• DOCUMENT SECTION:
++++++++

Your largest cost, as suspected, is in push_back causing frequent reallocations as you append one character at a time. Why not search ahead, then append all of the data at once using QString::mid():

slova.insert(s_body.mid(beginPos, i - beginPos - 1));

Where beginPos holds the index of the start of the current substring. Instead of appending each character to current before it is inserted into slova, the copy happens all at once. After copying a substring, search ahead for the next valid (not a separator) character and set beginPos equal to that index.

In (rough) code:

QString s_body = ...
//beginPos tells us the index of the current substring we are working 
//with. -1 means the previous character was a separator
int beginPos = -1;
for (...) {
    //basically your if statement provided in the question as a function
    if (isSeparator(s_body[i])) {
         //ignore double white spaces, etc.

++++++++

• EXTRACTED ENTRIES:
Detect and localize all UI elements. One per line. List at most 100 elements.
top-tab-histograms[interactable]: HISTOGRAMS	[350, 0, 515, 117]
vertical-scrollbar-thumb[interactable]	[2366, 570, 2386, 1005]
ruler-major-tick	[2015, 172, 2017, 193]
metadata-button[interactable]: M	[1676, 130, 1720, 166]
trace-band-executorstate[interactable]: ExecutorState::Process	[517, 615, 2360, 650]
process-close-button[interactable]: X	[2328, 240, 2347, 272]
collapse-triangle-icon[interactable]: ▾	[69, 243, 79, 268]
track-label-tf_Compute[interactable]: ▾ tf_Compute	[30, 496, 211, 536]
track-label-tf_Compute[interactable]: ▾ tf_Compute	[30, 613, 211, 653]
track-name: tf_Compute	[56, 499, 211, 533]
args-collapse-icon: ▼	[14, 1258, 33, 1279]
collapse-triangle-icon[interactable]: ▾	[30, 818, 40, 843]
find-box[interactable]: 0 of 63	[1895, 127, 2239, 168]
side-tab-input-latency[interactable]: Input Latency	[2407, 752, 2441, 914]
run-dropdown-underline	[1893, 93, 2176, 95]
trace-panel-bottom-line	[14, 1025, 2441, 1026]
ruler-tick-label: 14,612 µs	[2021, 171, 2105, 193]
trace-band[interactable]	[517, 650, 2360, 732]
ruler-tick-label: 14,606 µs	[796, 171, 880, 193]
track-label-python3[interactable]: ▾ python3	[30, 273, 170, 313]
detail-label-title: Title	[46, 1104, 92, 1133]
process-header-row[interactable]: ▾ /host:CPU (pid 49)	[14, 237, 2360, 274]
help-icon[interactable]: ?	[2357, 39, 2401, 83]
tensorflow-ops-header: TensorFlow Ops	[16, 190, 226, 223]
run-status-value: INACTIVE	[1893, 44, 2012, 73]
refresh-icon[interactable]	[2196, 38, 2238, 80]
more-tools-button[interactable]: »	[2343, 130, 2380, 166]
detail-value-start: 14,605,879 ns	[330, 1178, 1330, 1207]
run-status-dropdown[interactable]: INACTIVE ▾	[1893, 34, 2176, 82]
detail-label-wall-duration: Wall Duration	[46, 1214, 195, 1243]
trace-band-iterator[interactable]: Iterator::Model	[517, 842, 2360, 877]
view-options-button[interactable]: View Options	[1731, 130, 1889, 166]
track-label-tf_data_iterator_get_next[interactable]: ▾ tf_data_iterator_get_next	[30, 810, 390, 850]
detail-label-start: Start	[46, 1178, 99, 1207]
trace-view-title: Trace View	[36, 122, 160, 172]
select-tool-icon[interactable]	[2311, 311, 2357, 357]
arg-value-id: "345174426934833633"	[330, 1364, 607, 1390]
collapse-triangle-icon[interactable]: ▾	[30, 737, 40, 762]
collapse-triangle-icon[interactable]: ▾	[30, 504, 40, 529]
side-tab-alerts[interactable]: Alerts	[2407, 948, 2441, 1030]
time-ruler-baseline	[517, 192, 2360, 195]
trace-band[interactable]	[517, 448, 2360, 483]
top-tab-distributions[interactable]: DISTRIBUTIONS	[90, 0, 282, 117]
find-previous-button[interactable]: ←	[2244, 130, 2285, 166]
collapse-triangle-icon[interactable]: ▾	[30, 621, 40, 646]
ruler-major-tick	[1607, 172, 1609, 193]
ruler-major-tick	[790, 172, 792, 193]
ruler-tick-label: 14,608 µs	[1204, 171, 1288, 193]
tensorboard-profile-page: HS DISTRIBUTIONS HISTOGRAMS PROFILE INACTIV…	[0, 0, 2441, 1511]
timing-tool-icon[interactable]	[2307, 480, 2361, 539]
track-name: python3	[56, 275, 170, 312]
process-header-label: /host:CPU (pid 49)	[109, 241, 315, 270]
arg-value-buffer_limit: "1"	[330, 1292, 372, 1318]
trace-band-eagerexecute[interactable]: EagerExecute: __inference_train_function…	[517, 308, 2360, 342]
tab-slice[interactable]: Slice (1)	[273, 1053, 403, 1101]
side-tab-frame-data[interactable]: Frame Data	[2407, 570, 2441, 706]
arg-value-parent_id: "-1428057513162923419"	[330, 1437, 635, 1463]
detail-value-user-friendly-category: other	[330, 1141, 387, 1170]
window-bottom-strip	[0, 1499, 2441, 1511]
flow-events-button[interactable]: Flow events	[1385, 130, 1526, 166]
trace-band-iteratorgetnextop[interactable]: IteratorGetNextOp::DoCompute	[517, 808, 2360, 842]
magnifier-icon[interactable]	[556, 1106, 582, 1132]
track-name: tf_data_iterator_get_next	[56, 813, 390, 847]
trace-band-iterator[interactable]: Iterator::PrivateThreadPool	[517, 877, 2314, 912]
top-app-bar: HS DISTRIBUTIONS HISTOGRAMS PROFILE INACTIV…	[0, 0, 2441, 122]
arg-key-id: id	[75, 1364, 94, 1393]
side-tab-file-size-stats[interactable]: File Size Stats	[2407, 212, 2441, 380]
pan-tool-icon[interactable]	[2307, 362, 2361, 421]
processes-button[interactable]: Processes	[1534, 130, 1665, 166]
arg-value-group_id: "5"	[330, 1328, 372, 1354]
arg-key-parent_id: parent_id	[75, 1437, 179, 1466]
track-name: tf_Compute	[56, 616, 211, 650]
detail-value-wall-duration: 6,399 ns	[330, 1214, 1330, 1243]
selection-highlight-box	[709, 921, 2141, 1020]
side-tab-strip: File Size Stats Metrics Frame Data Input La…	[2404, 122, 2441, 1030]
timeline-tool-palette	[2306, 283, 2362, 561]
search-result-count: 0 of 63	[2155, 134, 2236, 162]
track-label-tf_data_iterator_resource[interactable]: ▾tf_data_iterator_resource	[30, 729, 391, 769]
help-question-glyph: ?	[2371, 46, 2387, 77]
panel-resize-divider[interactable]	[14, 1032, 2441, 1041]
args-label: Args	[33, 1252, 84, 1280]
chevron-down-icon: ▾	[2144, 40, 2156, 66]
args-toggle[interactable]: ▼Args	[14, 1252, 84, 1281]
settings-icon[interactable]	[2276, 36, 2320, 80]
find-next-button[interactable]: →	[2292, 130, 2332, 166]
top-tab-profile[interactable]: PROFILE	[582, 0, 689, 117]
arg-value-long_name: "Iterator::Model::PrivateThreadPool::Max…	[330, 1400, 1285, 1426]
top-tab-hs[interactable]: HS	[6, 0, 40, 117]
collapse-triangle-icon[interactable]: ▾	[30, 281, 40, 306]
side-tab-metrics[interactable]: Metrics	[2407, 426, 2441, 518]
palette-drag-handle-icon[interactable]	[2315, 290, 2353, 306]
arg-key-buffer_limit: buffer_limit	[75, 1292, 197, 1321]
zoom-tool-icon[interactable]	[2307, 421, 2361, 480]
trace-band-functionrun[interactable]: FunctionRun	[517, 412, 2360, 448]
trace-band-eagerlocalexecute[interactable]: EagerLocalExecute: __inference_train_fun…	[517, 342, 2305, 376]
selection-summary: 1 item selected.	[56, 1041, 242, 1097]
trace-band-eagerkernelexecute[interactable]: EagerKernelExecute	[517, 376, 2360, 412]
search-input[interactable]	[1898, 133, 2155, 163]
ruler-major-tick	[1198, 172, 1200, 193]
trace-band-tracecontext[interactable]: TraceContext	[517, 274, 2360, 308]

++++++++

• EXERCISE TASKS:
A. Please decide whether each statement agrees with the forum answer on splitting a QString, answering yes or no and quoting the words of the text that decide it: (i) The biggest cost comes from push_back reallocating often because characters are appended one at a time. (ii) A beginPos value of 0 signals that the previous character was a separator. (iii) In the suggested approach, each substring is copied in one step rather than one character at a time.
B. According to the forum answer on splitting a QString, why should the code search ahead and append the substring with QString::mid() instead of adding each character to current?

• EXERCISE ANSWERS:
A.
(i) Yes: "Your largest cost, as suspected, is in push_back causing frequent reallocations as you append one character at a time."
(ii) No: "-1 means the previous character was a separator"
(iii) Yes: "the copy happens all at once"

B. Appending one character at a time with push_back causes frequent reallocations, which are the largest cost. Searching ahead and using QString::mid() copies the whole substring at once.